Exercise description: Without including any images, repeat the data exactly.

Data excerpts

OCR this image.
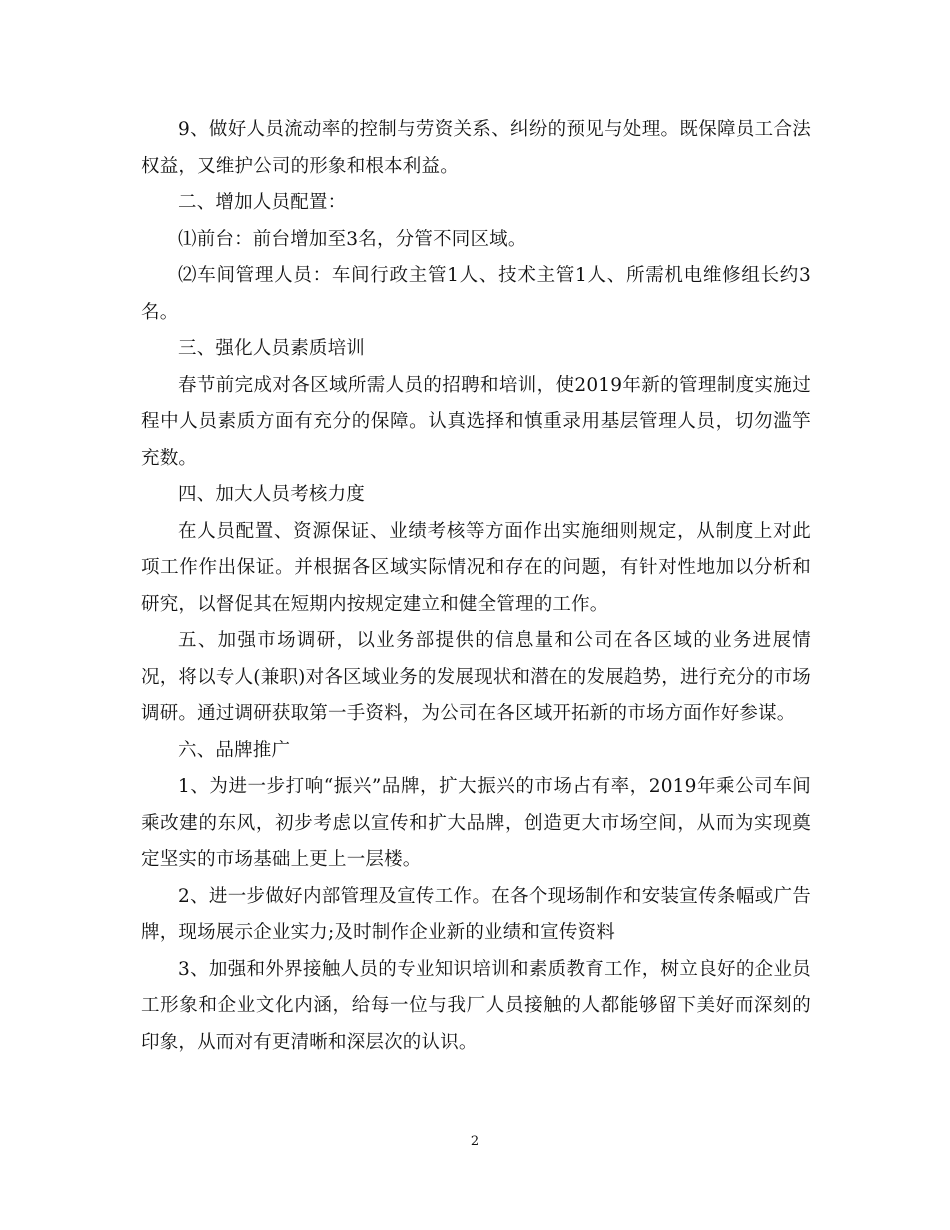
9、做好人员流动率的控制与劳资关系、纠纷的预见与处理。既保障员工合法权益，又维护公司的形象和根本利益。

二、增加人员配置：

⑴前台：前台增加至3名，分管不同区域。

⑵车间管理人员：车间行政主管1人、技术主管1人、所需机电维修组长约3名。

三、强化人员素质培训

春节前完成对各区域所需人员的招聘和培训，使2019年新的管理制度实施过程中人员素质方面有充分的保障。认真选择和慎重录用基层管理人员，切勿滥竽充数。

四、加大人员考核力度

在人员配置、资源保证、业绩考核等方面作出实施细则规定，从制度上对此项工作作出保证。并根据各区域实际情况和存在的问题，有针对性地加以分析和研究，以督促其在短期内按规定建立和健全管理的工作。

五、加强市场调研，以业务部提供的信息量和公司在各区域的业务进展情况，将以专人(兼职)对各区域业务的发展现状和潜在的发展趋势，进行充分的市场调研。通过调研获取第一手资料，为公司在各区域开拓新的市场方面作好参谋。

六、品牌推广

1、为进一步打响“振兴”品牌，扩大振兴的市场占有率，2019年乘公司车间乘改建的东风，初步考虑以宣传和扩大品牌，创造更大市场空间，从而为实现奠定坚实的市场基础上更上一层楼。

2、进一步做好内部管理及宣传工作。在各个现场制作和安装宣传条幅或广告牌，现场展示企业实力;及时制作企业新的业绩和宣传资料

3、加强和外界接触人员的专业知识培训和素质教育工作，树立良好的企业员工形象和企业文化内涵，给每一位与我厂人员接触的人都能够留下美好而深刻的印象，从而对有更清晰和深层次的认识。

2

Problem solution:
OCR this image.
9、做好人员流动率的控制与劳资关系、纠纷的预见与处理。既保障员工合法权益，又维护公司的形象和根本利益。

二、增加人员配置：

⑴前台：前台增加至3名，分管不同区域。

⑵车间管理人员：车间行政主管1人、技术主管1人、所需机电维修组长约3名。

三、强化人员素质培训

春节前完成对各区域所需人员的招聘和培训，使2019年新的管理制度实施过程中人员素质方面有充分的保障。认真选择和慎重录用基层管理人员，切勿滥竽充数。

四、加大人员考核力度

在人员配置、资源保证、业绩考核等方面作出实施细则规定，从制度上对此项工作作出保证。并根据各区域实际情况和存在的问题，有针对性地加以分析和研究，以督促其在短期内按规定建立和健全管理的工作。

五、加强市场调研，以业务部提供的信息量和公司在各区域的业务进展情况，将以专人(兼职)对各区域业务的发展现状和潜在的发展趋势，进行充分的市场调研。通过调研获取第一手资料，为公司在各区域开拓新的市场方面作好参谋。

六、品牌推广

1、为进一步打响“振兴”品牌，扩大振兴的市场占有率，2019年乘公司车间乘改建的东风，初步考虑以宣传和扩大品牌，创造更大市场空间，从而为实现奠定坚实的市场基础上更上一层楼。

2、进一步做好内部管理及宣传工作。在各个现场制作和安装宣传条幅或广告牌，现场展示企业实力;及时制作企业新的业绩和宣传资料

3、加强和外界接触人员的专业知识培训和素质教育工作，树立良好的企业员工形象和企业文化内涵，给每一位与我厂人员接触的人都能够留下美好而深刻的印象，从而对有更清晰和深层次的认识。

2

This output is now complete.